YOUR TASK => Wherever the word "each" turns up in a line of the entries, copy that line.

-- START OF EXCERPTED RECORDS --

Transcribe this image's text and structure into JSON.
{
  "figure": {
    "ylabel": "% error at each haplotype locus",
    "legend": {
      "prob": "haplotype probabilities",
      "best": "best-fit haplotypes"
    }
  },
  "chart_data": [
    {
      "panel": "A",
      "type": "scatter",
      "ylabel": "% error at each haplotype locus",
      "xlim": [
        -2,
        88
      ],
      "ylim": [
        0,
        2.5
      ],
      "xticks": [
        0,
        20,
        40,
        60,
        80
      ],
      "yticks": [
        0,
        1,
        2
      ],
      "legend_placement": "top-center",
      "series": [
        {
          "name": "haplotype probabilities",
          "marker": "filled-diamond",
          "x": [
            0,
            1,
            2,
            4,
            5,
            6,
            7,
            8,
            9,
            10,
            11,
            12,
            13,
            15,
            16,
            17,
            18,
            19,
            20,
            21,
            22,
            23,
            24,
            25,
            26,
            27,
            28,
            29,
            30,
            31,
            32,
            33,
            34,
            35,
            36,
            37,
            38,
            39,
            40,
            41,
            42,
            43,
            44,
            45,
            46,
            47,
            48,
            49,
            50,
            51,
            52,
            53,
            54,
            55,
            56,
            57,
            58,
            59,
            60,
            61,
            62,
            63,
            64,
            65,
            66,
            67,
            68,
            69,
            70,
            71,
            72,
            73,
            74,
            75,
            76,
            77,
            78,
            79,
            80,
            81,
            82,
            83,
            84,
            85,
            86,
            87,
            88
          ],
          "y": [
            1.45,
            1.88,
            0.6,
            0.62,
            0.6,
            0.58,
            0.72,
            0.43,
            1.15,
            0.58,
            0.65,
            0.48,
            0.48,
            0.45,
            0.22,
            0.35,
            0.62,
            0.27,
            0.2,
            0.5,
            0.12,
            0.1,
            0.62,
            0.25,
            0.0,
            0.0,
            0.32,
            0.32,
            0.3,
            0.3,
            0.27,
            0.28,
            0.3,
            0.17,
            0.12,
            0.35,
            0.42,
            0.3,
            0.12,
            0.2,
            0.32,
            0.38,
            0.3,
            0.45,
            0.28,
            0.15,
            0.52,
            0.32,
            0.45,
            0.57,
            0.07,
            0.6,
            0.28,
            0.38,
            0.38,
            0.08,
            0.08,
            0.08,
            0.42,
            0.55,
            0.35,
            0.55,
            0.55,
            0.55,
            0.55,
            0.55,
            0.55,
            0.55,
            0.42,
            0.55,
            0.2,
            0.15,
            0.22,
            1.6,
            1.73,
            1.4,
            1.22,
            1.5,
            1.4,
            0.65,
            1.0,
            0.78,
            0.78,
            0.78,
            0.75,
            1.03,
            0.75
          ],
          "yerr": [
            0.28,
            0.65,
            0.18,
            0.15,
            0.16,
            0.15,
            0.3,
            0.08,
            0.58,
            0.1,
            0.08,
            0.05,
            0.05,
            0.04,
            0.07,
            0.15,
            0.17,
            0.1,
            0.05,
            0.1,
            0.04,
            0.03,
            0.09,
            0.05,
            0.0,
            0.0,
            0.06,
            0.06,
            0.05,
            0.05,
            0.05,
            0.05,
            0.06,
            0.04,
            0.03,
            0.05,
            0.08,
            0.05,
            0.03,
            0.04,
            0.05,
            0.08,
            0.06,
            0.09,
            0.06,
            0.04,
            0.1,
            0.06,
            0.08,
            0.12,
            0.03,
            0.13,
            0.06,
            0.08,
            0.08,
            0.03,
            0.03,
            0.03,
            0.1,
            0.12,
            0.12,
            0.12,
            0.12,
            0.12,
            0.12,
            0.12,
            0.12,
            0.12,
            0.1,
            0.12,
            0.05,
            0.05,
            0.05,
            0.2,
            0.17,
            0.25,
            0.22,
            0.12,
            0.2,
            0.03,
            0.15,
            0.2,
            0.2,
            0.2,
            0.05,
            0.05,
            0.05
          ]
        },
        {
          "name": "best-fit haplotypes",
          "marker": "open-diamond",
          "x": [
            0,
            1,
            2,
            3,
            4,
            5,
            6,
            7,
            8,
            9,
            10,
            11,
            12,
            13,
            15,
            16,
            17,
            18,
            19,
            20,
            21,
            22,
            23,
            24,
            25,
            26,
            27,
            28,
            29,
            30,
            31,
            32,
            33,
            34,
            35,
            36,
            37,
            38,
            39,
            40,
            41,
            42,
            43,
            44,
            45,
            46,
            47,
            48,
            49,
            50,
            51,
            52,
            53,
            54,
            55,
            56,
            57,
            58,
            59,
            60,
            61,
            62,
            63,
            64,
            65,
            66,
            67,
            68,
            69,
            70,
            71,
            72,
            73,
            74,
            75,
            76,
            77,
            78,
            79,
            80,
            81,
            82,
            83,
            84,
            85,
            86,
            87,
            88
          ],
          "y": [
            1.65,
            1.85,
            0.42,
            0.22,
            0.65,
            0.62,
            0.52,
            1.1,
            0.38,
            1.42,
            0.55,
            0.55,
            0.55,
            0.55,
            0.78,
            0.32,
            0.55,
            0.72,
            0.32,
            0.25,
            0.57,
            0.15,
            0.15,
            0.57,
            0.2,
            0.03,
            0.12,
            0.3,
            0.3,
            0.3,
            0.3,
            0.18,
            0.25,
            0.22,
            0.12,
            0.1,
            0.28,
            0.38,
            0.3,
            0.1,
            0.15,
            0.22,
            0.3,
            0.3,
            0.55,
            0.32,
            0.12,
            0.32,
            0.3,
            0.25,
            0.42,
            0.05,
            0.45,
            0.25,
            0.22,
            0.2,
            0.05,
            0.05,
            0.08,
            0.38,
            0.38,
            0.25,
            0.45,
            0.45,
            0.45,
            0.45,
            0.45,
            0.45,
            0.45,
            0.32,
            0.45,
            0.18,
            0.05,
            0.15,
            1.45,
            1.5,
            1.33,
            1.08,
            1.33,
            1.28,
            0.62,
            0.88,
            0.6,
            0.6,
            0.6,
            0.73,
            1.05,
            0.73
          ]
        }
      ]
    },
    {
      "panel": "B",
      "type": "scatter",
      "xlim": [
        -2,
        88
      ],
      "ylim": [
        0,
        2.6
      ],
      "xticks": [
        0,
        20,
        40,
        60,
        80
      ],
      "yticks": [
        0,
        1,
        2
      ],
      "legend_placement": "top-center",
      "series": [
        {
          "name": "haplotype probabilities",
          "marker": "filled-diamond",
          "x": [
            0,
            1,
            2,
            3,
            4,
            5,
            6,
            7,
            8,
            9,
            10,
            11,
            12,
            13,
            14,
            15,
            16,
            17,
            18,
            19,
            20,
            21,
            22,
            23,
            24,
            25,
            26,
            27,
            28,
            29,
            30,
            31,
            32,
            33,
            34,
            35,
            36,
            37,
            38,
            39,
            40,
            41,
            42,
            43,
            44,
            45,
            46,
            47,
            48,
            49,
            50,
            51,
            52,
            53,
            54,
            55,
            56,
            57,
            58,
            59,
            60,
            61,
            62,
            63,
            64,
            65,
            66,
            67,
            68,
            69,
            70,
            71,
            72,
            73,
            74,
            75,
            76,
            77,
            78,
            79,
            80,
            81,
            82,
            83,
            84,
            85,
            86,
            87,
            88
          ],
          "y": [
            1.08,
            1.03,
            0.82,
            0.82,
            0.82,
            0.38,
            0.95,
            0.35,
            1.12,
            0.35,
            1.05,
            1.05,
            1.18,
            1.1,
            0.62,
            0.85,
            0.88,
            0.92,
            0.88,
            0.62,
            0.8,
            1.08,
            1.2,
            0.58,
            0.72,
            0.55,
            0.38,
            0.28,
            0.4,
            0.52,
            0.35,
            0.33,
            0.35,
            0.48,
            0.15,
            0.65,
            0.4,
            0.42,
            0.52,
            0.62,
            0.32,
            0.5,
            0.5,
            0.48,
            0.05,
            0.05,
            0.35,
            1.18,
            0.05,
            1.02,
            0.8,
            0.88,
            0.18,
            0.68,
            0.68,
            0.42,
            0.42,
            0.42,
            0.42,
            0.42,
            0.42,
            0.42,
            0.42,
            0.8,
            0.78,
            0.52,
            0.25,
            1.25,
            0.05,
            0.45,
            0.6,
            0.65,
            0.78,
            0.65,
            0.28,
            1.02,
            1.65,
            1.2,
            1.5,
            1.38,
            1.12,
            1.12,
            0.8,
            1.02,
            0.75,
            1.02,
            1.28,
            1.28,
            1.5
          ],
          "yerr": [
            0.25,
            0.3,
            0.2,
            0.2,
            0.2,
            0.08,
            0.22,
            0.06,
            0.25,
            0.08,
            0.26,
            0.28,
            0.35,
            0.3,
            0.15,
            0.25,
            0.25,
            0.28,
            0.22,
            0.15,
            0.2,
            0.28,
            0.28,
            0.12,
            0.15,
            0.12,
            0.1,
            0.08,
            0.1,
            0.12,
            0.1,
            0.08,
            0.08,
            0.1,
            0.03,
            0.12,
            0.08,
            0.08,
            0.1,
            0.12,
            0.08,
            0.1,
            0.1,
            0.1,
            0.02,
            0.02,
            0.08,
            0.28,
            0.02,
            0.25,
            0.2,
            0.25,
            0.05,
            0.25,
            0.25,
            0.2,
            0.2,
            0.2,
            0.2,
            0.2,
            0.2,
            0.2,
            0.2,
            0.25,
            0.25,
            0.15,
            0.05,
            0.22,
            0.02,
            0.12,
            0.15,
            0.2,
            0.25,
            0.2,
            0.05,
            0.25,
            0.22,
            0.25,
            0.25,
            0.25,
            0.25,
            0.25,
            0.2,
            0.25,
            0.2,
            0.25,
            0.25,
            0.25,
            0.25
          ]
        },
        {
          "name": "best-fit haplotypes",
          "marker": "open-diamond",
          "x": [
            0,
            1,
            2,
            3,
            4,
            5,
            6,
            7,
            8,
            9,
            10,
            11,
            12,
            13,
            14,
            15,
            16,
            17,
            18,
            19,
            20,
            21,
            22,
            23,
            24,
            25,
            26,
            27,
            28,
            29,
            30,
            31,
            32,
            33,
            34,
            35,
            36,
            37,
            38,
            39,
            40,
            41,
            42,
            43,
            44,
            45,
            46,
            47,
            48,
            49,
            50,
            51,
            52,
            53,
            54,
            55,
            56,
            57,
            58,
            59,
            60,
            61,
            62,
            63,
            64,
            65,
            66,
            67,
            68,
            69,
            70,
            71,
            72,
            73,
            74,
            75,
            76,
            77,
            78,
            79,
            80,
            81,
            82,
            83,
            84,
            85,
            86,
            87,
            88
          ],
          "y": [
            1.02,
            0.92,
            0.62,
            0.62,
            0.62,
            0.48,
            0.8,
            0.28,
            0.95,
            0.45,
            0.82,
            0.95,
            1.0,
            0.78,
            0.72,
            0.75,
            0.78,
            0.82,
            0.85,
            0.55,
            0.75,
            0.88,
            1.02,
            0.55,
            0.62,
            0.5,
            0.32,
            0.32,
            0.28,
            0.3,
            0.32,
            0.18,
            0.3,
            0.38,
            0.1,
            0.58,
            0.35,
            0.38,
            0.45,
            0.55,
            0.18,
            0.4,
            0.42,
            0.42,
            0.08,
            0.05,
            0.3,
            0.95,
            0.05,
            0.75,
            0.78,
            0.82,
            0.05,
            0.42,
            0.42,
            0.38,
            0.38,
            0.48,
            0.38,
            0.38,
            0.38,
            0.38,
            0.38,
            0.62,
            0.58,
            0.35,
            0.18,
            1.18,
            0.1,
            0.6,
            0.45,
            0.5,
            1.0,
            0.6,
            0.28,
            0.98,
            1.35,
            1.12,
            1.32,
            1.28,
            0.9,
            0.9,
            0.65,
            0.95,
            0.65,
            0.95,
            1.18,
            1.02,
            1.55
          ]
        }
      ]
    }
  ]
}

-- END OF EXCERPTED RECORDS --

EXERCISE ANSWER =>
    "ylabel": "% error at each haplotype locus",
      "ylabel": "% error at each haplotype locus",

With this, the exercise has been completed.